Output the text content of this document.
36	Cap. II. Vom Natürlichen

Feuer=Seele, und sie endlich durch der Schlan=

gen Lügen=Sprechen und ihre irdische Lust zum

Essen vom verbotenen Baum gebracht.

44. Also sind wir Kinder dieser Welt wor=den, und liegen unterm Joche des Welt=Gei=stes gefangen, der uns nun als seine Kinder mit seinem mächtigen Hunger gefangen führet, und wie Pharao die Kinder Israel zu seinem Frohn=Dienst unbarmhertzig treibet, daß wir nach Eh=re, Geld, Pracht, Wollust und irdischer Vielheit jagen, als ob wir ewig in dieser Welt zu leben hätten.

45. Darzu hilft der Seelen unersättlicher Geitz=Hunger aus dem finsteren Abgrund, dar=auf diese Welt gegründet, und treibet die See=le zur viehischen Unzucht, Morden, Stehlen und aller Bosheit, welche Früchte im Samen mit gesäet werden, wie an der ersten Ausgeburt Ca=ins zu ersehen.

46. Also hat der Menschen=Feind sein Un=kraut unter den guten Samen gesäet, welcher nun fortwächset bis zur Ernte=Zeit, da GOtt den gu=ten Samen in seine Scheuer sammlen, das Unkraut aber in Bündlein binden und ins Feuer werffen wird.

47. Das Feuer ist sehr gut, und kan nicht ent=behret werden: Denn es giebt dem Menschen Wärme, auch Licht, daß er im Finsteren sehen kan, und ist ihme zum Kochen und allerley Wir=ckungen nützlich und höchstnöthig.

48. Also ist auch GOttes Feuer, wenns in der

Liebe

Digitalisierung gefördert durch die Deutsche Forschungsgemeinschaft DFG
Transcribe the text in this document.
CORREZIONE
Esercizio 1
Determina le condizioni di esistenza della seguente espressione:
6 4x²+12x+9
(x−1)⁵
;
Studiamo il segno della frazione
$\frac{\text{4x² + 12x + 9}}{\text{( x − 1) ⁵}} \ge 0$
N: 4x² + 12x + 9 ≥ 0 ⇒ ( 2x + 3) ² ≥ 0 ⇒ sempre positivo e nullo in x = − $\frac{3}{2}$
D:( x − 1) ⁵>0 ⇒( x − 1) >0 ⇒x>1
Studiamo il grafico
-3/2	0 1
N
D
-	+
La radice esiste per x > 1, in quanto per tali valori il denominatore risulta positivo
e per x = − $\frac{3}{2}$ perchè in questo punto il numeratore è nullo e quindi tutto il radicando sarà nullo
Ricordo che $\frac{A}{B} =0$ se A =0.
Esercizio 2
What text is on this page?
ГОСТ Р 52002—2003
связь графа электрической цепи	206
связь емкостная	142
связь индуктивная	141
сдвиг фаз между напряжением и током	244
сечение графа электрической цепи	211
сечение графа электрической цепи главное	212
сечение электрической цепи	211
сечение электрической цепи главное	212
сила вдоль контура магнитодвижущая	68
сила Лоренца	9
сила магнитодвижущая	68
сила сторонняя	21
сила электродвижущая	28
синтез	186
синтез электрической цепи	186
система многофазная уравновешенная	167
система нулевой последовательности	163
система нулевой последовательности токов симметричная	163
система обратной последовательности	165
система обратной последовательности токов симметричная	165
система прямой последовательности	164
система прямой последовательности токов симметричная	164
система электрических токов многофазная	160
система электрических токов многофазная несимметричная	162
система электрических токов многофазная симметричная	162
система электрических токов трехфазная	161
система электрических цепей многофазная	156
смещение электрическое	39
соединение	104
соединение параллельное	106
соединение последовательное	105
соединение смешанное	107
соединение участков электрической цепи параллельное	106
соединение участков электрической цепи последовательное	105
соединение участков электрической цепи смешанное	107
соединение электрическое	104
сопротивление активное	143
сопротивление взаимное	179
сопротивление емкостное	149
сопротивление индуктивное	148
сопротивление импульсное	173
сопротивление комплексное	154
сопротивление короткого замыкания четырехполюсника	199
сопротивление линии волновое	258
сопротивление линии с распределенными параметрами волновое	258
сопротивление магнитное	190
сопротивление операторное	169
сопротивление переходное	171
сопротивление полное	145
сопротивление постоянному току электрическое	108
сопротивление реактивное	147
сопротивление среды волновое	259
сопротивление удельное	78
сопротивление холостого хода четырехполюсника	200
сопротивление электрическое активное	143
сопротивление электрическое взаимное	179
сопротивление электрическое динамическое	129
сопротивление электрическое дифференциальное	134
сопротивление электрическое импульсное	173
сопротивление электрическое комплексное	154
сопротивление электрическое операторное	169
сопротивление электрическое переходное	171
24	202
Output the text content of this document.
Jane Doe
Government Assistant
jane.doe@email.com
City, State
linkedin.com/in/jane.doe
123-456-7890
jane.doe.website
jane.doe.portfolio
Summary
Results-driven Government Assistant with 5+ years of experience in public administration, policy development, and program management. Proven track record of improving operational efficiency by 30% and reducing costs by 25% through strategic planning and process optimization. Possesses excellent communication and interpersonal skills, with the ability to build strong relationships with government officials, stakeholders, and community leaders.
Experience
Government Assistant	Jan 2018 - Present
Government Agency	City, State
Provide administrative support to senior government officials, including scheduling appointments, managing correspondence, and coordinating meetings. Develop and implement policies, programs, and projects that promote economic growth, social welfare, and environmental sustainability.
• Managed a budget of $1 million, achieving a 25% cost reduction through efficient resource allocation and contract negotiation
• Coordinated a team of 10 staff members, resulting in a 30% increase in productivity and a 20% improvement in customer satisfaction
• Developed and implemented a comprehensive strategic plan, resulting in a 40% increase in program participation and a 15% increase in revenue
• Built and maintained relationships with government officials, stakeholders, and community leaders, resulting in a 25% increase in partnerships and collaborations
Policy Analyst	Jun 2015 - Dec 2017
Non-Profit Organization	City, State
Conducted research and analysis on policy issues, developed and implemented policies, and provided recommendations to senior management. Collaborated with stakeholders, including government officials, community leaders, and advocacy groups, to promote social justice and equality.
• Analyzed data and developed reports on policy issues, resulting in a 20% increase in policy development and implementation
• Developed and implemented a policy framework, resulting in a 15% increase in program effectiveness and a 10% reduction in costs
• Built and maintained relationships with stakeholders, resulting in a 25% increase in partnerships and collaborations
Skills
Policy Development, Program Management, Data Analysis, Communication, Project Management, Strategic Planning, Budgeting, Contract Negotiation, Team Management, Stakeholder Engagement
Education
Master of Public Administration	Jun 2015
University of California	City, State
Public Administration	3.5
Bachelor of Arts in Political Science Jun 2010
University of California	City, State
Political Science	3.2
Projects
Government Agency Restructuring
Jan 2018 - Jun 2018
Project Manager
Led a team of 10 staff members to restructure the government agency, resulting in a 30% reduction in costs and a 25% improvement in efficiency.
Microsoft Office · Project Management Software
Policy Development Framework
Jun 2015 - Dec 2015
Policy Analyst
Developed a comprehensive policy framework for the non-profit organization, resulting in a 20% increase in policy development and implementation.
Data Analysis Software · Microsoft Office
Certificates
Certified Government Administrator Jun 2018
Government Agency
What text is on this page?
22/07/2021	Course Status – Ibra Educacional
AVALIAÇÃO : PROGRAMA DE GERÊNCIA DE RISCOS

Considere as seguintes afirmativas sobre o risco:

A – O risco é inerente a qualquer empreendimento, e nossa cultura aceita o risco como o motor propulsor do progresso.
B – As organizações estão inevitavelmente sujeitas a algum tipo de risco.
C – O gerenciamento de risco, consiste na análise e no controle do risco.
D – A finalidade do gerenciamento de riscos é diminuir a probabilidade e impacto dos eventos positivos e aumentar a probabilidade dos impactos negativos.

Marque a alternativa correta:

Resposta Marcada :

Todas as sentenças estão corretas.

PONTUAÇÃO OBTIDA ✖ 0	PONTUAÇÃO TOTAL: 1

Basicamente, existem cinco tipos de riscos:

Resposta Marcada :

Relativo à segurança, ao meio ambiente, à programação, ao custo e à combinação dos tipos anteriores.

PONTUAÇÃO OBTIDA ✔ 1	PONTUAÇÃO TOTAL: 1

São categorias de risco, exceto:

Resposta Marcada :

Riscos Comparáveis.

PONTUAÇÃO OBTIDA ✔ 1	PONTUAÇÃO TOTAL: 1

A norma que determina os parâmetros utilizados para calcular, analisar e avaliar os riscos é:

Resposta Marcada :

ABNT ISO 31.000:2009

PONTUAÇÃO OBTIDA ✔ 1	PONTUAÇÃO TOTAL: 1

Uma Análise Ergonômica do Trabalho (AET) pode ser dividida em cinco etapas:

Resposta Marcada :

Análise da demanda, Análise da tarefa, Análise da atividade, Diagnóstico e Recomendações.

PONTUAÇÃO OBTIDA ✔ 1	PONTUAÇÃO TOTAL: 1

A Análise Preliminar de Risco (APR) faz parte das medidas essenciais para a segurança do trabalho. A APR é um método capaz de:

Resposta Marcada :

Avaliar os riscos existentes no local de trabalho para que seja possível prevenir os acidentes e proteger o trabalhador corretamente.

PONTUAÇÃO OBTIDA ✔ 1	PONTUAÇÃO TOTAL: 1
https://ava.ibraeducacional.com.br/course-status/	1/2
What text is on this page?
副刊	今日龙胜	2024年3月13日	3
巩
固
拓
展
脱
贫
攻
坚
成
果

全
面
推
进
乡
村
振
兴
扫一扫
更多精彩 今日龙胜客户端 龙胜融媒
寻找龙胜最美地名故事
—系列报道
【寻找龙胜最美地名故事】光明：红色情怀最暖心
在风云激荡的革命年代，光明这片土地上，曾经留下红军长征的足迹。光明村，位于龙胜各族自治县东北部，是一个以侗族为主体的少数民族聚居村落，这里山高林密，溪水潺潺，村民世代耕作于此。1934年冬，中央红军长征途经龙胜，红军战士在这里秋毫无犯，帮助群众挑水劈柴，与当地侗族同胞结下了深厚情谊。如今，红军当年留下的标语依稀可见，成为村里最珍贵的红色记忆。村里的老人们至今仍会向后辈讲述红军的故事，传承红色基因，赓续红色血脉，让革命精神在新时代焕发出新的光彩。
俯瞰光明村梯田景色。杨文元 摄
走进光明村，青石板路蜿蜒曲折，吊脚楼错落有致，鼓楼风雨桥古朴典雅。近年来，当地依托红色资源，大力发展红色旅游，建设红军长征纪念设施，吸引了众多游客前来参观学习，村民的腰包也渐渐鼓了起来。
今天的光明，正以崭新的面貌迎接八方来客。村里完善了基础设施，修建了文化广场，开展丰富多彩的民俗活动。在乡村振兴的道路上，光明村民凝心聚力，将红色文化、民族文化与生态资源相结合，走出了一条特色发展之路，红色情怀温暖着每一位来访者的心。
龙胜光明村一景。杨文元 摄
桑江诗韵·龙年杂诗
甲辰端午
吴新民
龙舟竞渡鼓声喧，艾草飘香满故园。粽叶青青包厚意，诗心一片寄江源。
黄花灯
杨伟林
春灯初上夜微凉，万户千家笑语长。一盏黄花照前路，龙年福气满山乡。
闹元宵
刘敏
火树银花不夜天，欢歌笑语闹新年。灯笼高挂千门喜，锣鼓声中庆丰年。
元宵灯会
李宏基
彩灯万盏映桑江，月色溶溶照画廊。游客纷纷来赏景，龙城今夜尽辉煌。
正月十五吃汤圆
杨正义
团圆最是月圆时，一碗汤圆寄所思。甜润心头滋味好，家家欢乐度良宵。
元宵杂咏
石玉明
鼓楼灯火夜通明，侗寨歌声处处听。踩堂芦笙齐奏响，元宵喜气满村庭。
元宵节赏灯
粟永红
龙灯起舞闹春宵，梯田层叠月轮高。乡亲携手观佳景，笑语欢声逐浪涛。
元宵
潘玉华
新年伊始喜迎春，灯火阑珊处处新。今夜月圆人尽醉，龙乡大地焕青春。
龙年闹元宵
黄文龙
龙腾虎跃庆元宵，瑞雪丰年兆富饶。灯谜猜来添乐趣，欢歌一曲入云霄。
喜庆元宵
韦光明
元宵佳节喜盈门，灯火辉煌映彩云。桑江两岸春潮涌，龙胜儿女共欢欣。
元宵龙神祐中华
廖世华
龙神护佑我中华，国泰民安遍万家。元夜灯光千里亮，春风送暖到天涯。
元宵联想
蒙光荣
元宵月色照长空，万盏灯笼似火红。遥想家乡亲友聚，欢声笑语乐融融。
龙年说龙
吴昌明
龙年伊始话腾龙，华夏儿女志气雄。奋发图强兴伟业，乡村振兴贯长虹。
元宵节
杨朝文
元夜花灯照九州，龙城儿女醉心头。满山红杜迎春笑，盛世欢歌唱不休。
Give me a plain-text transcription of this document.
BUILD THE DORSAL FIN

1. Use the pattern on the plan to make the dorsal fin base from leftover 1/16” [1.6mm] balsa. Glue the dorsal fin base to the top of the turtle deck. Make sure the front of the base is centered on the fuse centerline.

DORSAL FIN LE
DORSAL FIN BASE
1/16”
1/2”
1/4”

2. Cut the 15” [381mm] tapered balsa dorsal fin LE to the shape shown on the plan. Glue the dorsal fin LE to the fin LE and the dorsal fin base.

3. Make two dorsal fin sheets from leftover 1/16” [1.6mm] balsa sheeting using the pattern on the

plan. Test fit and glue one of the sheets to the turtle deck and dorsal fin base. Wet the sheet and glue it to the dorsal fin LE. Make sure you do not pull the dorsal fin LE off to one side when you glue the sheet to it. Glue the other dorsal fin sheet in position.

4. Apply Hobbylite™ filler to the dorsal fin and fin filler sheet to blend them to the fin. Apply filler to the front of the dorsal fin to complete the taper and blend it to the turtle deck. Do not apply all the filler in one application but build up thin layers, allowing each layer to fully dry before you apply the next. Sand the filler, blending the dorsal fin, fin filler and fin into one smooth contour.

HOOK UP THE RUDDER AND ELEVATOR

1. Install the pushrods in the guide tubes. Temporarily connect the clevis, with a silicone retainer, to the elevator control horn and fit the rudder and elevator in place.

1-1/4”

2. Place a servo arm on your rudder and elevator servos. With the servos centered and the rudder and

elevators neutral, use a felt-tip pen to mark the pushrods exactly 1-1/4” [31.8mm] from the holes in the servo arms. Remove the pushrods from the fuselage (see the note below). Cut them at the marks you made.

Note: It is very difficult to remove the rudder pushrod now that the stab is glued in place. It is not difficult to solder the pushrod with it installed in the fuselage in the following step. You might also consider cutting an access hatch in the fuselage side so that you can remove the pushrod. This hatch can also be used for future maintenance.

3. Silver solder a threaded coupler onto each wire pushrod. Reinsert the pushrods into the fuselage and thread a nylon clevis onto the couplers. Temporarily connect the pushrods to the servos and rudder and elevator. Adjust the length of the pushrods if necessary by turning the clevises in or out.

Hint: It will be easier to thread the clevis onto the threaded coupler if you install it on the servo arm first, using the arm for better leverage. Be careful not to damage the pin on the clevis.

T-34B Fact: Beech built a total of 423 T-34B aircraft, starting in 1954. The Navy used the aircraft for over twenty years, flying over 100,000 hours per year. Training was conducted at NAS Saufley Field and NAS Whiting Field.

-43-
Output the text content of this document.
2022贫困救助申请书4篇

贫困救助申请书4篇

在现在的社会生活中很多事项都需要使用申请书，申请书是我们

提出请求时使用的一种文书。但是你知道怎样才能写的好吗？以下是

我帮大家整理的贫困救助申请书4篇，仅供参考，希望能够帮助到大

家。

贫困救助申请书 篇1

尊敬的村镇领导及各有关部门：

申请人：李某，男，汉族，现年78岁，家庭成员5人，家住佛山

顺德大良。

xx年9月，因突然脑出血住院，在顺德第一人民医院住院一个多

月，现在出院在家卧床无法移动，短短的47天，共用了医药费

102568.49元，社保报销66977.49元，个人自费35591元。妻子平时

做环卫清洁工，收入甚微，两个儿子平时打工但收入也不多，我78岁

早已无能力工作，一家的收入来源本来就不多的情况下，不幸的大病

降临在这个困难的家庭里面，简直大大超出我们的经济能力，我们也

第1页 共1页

• • • • • • •

Using the records above, select and copy every line that has the word "into".

| Complete answer |
4. Apply Hobbylite™ filler to the dorsal fin and fin filler sheet to blend them to the fin. Apply filler to the front of the dorsal fin to complete the taper and blend it to the turtle deck. Do not apply all the filler in one application but build up thin layers, allowing each layer to fully dry before you apply the next. Sand the filler, blending the dorsal fin, fin filler and fin into one smooth contour.
3. Silver solder a threaded coupler onto each wire pushrod. Reinsert the pushrods into the fuselage and thread a nylon clevis onto the couplers. Temporarily connect the pushrods to the servos and rudder and elevator. Adjust the length of the pushrods if necessary by turning the clevises in or out.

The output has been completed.